## EXERCISE DESCRIPTION
Go through the records underneath and count the lines that include the string "EFFECT". Give nothing but the number.

=== PROVIDED ENTRIES ===

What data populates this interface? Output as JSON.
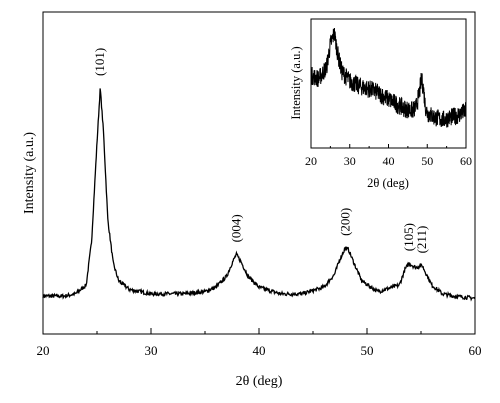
{
  "chart_data": [
    {
      "type": "line",
      "xlabel": "2θ (deg)",
      "ylabel": "Intensity (a.u.)",
      "xlim": [
        20,
        60
      ],
      "xticks": [
        "20",
        "30",
        "40",
        "50",
        "60"
      ],
      "peaks": [
        {
          "x": 25.3,
          "label": "(101)"
        },
        {
          "x": 37.9,
          "label": "(004)"
        },
        {
          "x": 48.0,
          "label": "(200)"
        },
        {
          "x": 53.9,
          "label": "(105)"
        },
        {
          "x": 55.1,
          "label": "(211)"
        }
      ],
      "x": [
        20,
        22,
        23,
        24,
        24.5,
        25,
        25.3,
        25.6,
        26,
        26.5,
        27,
        28,
        30,
        33,
        35,
        36,
        37,
        37.5,
        37.9,
        38.3,
        39,
        40,
        42,
        44,
        46,
        47,
        47.5,
        48,
        48.3,
        48.8,
        49.5,
        51,
        53,
        53.5,
        53.9,
        54.5,
        55.1,
        55.5,
        56,
        57,
        58,
        60
      ],
      "y": [
        0.05,
        0.05,
        0.06,
        0.1,
        0.3,
        0.75,
        1.0,
        0.8,
        0.4,
        0.2,
        0.12,
        0.08,
        0.06,
        0.06,
        0.07,
        0.09,
        0.14,
        0.2,
        0.24,
        0.21,
        0.14,
        0.09,
        0.06,
        0.06,
        0.09,
        0.15,
        0.22,
        0.27,
        0.26,
        0.2,
        0.12,
        0.07,
        0.1,
        0.17,
        0.2,
        0.18,
        0.19,
        0.15,
        0.1,
        0.06,
        0.05,
        0.04
      ]
    },
    {
      "type": "line",
      "inset": true,
      "xlabel": "2θ (deg)",
      "ylabel": "Intensity (a.u.)",
      "xlim": [
        20,
        60
      ],
      "xticks": [
        "20",
        "30",
        "40",
        "50",
        "60"
      ],
      "x": [
        20,
        22,
        24,
        25,
        26,
        27,
        28,
        30,
        32,
        34,
        36,
        38,
        40,
        42,
        44,
        46,
        47,
        48,
        48.5,
        49,
        49.5,
        50,
        52,
        54,
        56,
        58,
        60
      ],
      "y": [
        0.55,
        0.52,
        0.62,
        0.82,
        0.92,
        0.72,
        0.58,
        0.5,
        0.46,
        0.44,
        0.42,
        0.38,
        0.34,
        0.3,
        0.26,
        0.24,
        0.26,
        0.4,
        0.52,
        0.44,
        0.28,
        0.22,
        0.18,
        0.16,
        0.18,
        0.2,
        0.24
      ]
    }
  ]
}
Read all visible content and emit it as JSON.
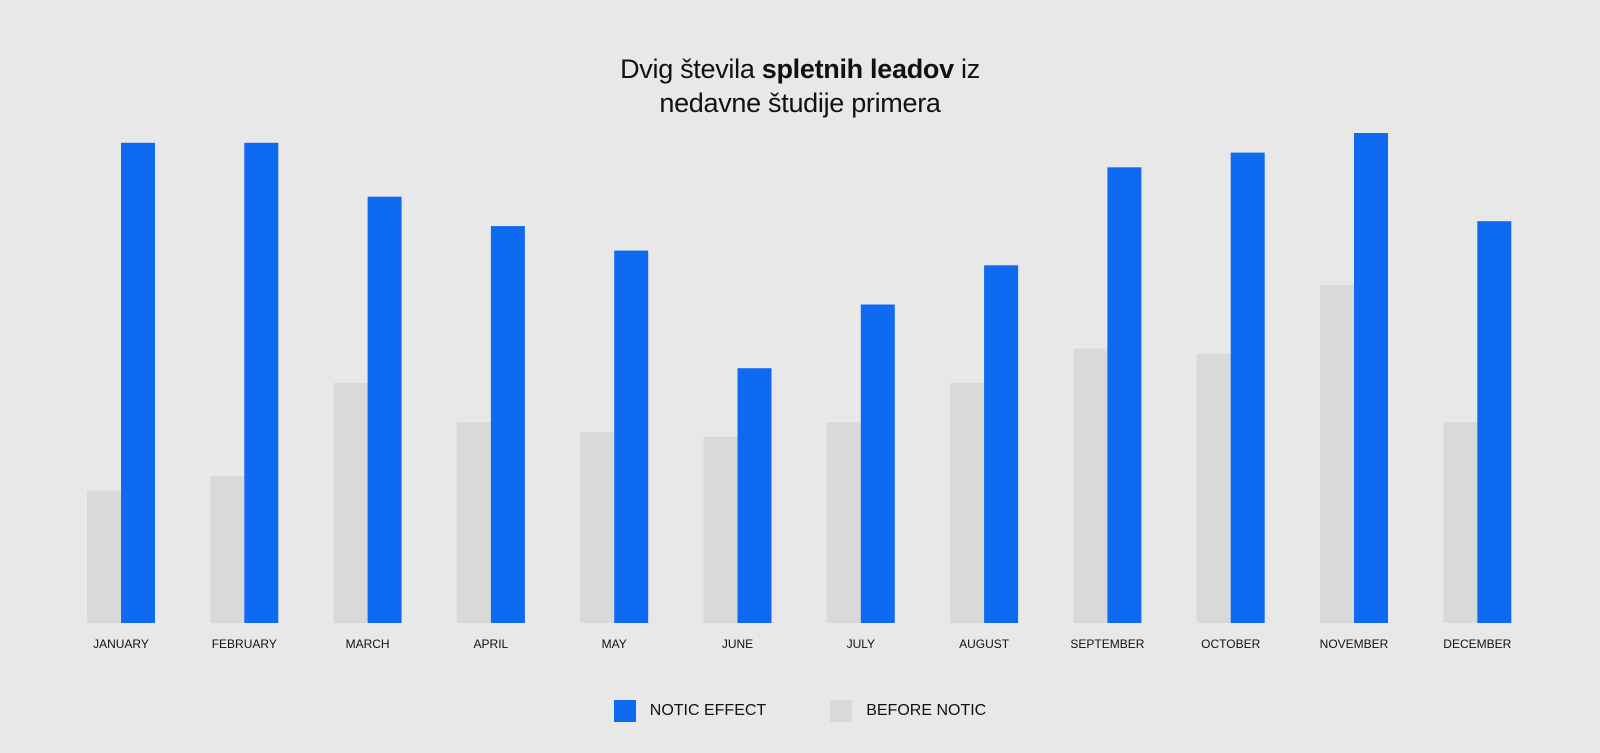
{
  "title": {
    "part1": "Dvig števila ",
    "bold": "spletnih leadov",
    "part2": " iz",
    "line2": "nedavne študije primera"
  },
  "colors": {
    "after": "#0f6af2",
    "before": "#d9d9d9",
    "background": "#e8e8e8"
  },
  "legend": {
    "after_label": "NOTIC EFFECT",
    "before_label": "BEFORE NOTIC"
  },
  "chart_data": {
    "type": "bar",
    "title": "Dvig števila spletnih leadov iz nedavne študije primera",
    "categories": [
      "JANUARY",
      "FEBRUARY",
      "MARCH",
      "APRIL",
      "MAY",
      "JUNE",
      "JULY",
      "AUGUST",
      "SEPTEMBER",
      "OCTOBER",
      "NOVEMBER",
      "DECEMBER"
    ],
    "series": [
      {
        "name": "BEFORE NOTIC",
        "values": [
          27,
          30,
          49,
          41,
          39,
          38,
          41,
          49,
          56,
          55,
          69,
          41
        ]
      },
      {
        "name": "NOTIC EFFECT",
        "values": [
          98,
          98,
          87,
          81,
          76,
          52,
          65,
          73,
          93,
          96,
          100,
          82
        ]
      }
    ],
    "ylim": [
      0,
      100
    ],
    "xlabel": "",
    "ylabel": "",
    "grid": false,
    "legend_position": "bottom"
  }
}
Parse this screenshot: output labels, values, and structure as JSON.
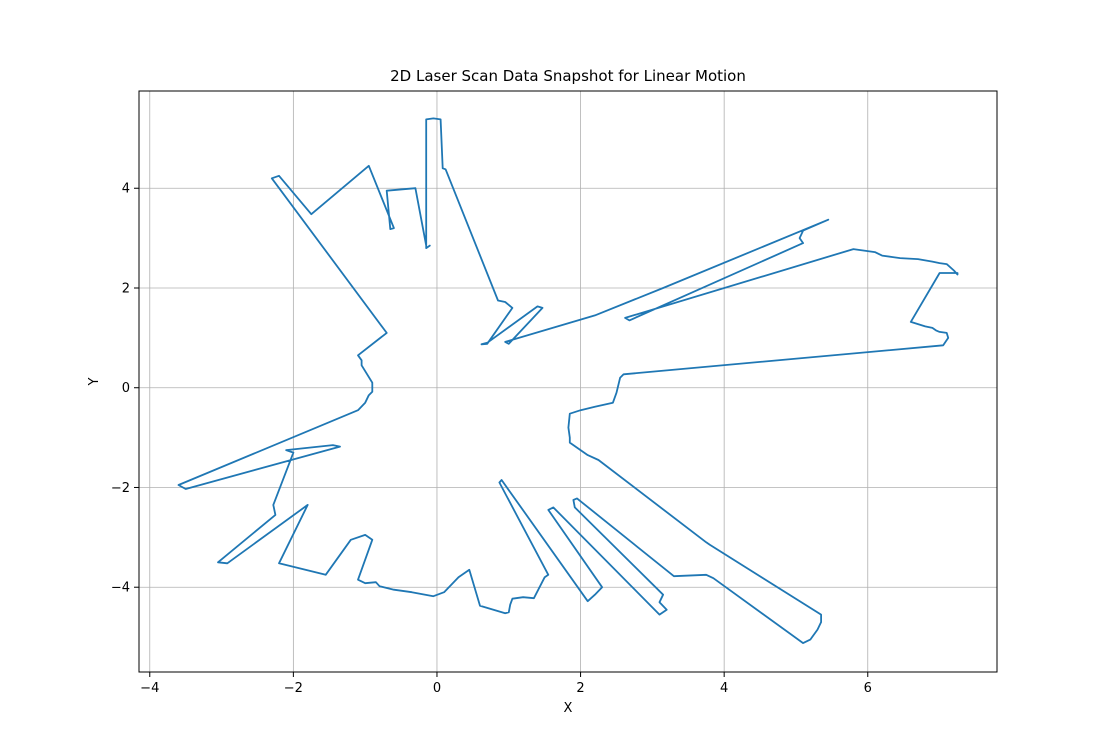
{
  "chart_data": {
    "type": "line",
    "title": "2D Laser Scan Data Snapshot for Linear Motion",
    "xlabel": "X",
    "ylabel": "Y",
    "xlim": [
      -4.15,
      7.8
    ],
    "ylim": [
      -5.7,
      5.95
    ],
    "xticks": [
      -4,
      -2,
      0,
      2,
      4,
      6
    ],
    "yticks": [
      -4,
      -2,
      0,
      2,
      4
    ],
    "grid": true,
    "series": [
      {
        "color": "#1f77b4",
        "points": [
          [
            -0.1,
            2.85
          ],
          [
            -0.15,
            2.8
          ],
          [
            -0.15,
            5.38
          ],
          [
            -0.05,
            5.4
          ],
          [
            0.05,
            5.38
          ],
          [
            0.08,
            4.4
          ],
          [
            0.12,
            4.38
          ],
          [
            0.85,
            1.75
          ],
          [
            0.95,
            1.72
          ],
          [
            1.05,
            1.6
          ],
          [
            0.7,
            0.88
          ],
          [
            0.62,
            0.87
          ],
          [
            0.7,
            0.9
          ],
          [
            1.4,
            1.63
          ],
          [
            1.47,
            1.6
          ],
          [
            1.0,
            0.88
          ],
          [
            0.95,
            0.92
          ],
          [
            2.2,
            1.45
          ],
          [
            3.15,
            2.0
          ],
          [
            5.45,
            3.37
          ],
          [
            5.1,
            3.15
          ],
          [
            5.05,
            3.0
          ],
          [
            5.1,
            2.9
          ],
          [
            2.68,
            1.35
          ],
          [
            2.62,
            1.4
          ],
          [
            5.8,
            2.78
          ],
          [
            5.95,
            2.75
          ],
          [
            6.1,
            2.72
          ],
          [
            6.2,
            2.65
          ],
          [
            6.35,
            2.62
          ],
          [
            6.45,
            2.6
          ],
          [
            6.7,
            2.58
          ],
          [
            6.9,
            2.53
          ],
          [
            7.0,
            2.5
          ],
          [
            7.1,
            2.48
          ],
          [
            7.2,
            2.35
          ],
          [
            7.25,
            2.27
          ],
          [
            7.25,
            2.3
          ],
          [
            7.0,
            2.3
          ],
          [
            6.6,
            1.32
          ],
          [
            6.8,
            1.23
          ],
          [
            6.9,
            1.2
          ],
          [
            6.95,
            1.15
          ],
          [
            7.0,
            1.12
          ],
          [
            7.1,
            1.1
          ],
          [
            7.12,
            1.0
          ],
          [
            7.05,
            0.85
          ],
          [
            2.6,
            0.27
          ],
          [
            2.55,
            0.2
          ],
          [
            2.5,
            -0.1
          ],
          [
            2.45,
            -0.3
          ],
          [
            2.2,
            -0.38
          ],
          [
            2.0,
            -0.45
          ],
          [
            1.85,
            -0.52
          ],
          [
            1.83,
            -0.8
          ],
          [
            1.85,
            -1.0
          ],
          [
            1.85,
            -1.1
          ],
          [
            2.1,
            -1.35
          ],
          [
            2.25,
            -1.45
          ],
          [
            3.75,
            -3.1
          ],
          [
            3.8,
            -3.15
          ],
          [
            5.35,
            -4.55
          ],
          [
            5.35,
            -4.7
          ],
          [
            5.3,
            -4.85
          ],
          [
            5.25,
            -4.95
          ],
          [
            5.2,
            -5.05
          ],
          [
            5.1,
            -5.12
          ],
          [
            3.85,
            -3.82
          ],
          [
            3.75,
            -3.75
          ],
          [
            3.3,
            -3.78
          ],
          [
            1.95,
            -2.22
          ],
          [
            1.9,
            -2.25
          ],
          [
            1.92,
            -2.4
          ],
          [
            3.15,
            -4.15
          ],
          [
            3.1,
            -4.3
          ],
          [
            3.2,
            -4.45
          ],
          [
            3.1,
            -4.55
          ],
          [
            1.62,
            -2.4
          ],
          [
            1.55,
            -2.45
          ],
          [
            2.3,
            -4.0
          ],
          [
            2.2,
            -4.15
          ],
          [
            2.1,
            -4.28
          ],
          [
            0.9,
            -1.85
          ],
          [
            0.87,
            -1.9
          ],
          [
            1.55,
            -3.75
          ],
          [
            1.5,
            -3.8
          ],
          [
            1.35,
            -4.22
          ],
          [
            1.2,
            -4.2
          ],
          [
            1.05,
            -4.23
          ],
          [
            1.02,
            -4.35
          ],
          [
            1.0,
            -4.5
          ],
          [
            0.95,
            -4.52
          ],
          [
            0.6,
            -4.37
          ],
          [
            0.45,
            -3.65
          ],
          [
            0.3,
            -3.8
          ],
          [
            0.1,
            -4.1
          ],
          [
            -0.05,
            -4.18
          ],
          [
            -0.35,
            -4.1
          ],
          [
            -0.6,
            -4.05
          ],
          [
            -0.8,
            -3.98
          ],
          [
            -0.85,
            -3.9
          ],
          [
            -1.0,
            -3.92
          ],
          [
            -1.1,
            -3.85
          ],
          [
            -0.9,
            -3.05
          ],
          [
            -1.0,
            -2.95
          ],
          [
            -1.2,
            -3.05
          ],
          [
            -1.55,
            -3.75
          ],
          [
            -2.2,
            -3.52
          ],
          [
            -1.8,
            -2.35
          ],
          [
            -2.92,
            -3.52
          ],
          [
            -3.05,
            -3.5
          ],
          [
            -2.25,
            -2.55
          ],
          [
            -2.28,
            -2.35
          ],
          [
            -2.0,
            -1.3
          ],
          [
            -2.1,
            -1.25
          ],
          [
            -1.45,
            -1.15
          ],
          [
            -1.35,
            -1.18
          ],
          [
            -3.5,
            -2.03
          ],
          [
            -3.6,
            -1.95
          ],
          [
            -1.1,
            -0.45
          ],
          [
            -1.0,
            -0.3
          ],
          [
            -0.95,
            -0.15
          ],
          [
            -0.9,
            -0.08
          ],
          [
            -0.9,
            0.1
          ],
          [
            -1.05,
            0.45
          ],
          [
            -1.05,
            0.55
          ],
          [
            -1.1,
            0.65
          ],
          [
            -0.7,
            1.1
          ],
          [
            -2.3,
            4.2
          ],
          [
            -2.2,
            4.25
          ],
          [
            -1.75,
            3.48
          ],
          [
            -0.95,
            4.45
          ],
          [
            -0.6,
            3.2
          ],
          [
            -0.65,
            3.18
          ],
          [
            -0.7,
            3.95
          ],
          [
            -0.3,
            4.0
          ],
          [
            -0.15,
            2.85
          ]
        ]
      }
    ]
  }
}
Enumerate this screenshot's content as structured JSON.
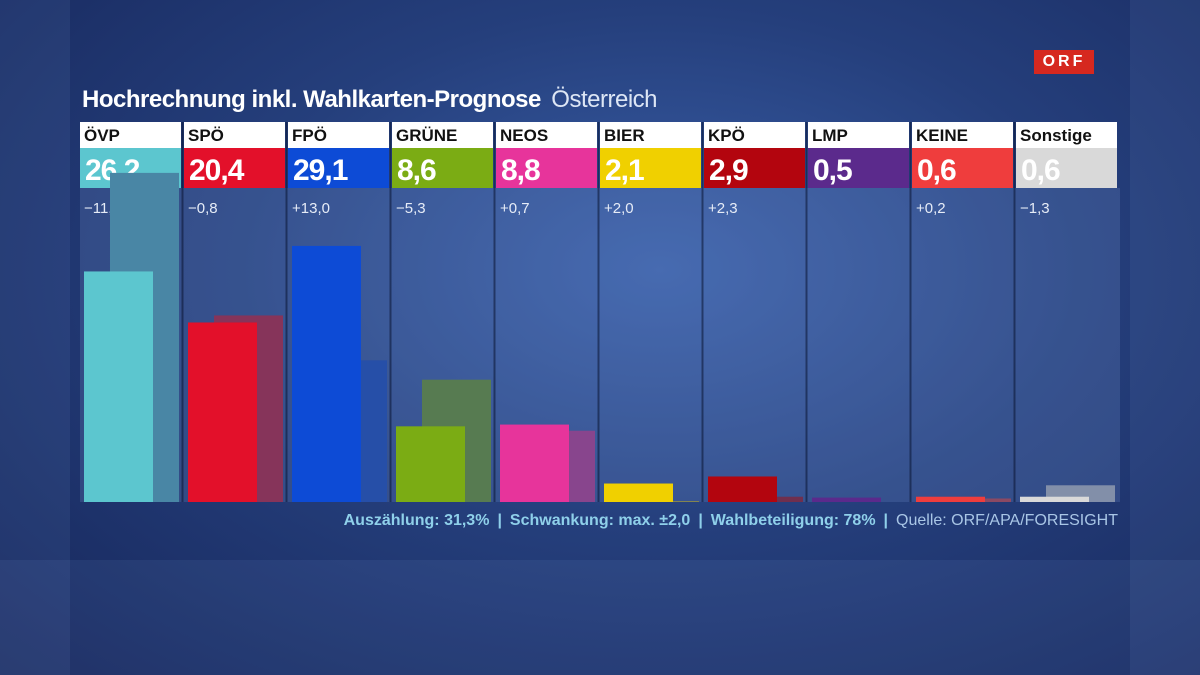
{
  "logo": "ORF",
  "title": "Hochrechnung inkl. Wahlkarten-Prognose",
  "subtitle": "Österreich",
  "chart_data": {
    "type": "bar",
    "ylim": [
      0,
      40
    ],
    "categories": [
      "ÖVP",
      "SPÖ",
      "FPÖ",
      "GRÜNE",
      "NEOS",
      "BIER",
      "KPÖ",
      "LMP",
      "KEINE",
      "Sonstige"
    ],
    "value_labels": [
      "26,2",
      "20,4",
      "29,1",
      "8,6",
      "8,8",
      "2,1",
      "2,9",
      "0,5",
      "0,6",
      "0,6"
    ],
    "change_labels": [
      "−11,2",
      "−0,8",
      "+13,0",
      "−5,3",
      "+0,7",
      "+2,0",
      "+2,3",
      "",
      "+0,2",
      "−1,3"
    ],
    "series": [
      {
        "values": [
          26.2,
          20.4,
          29.1,
          8.6,
          8.8,
          2.1,
          2.9,
          0.5,
          0.6,
          0.6
        ]
      },
      {
        "values": [
          37.4,
          21.2,
          16.1,
          13.9,
          8.1,
          0.1,
          0.6,
          null,
          0.4,
          1.9
        ]
      }
    ],
    "colors": [
      "#5cc6cf",
      "#e3102a",
      "#0d4bd6",
      "#7bac14",
      "#e7349b",
      "#f0d000",
      "#b3050e",
      "#5b2a8c",
      "#ef3d3d",
      "#d9d9d9"
    ]
  },
  "footer": {
    "count": "Auszählung: 31,3%",
    "range": "Schwankung: max. ±2,0",
    "turnout": "Wahlbeteiligung: 78%",
    "source": "Quelle: ORF/APA/FORESIGHT"
  }
}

===

## EXERCISE RESPONSE
2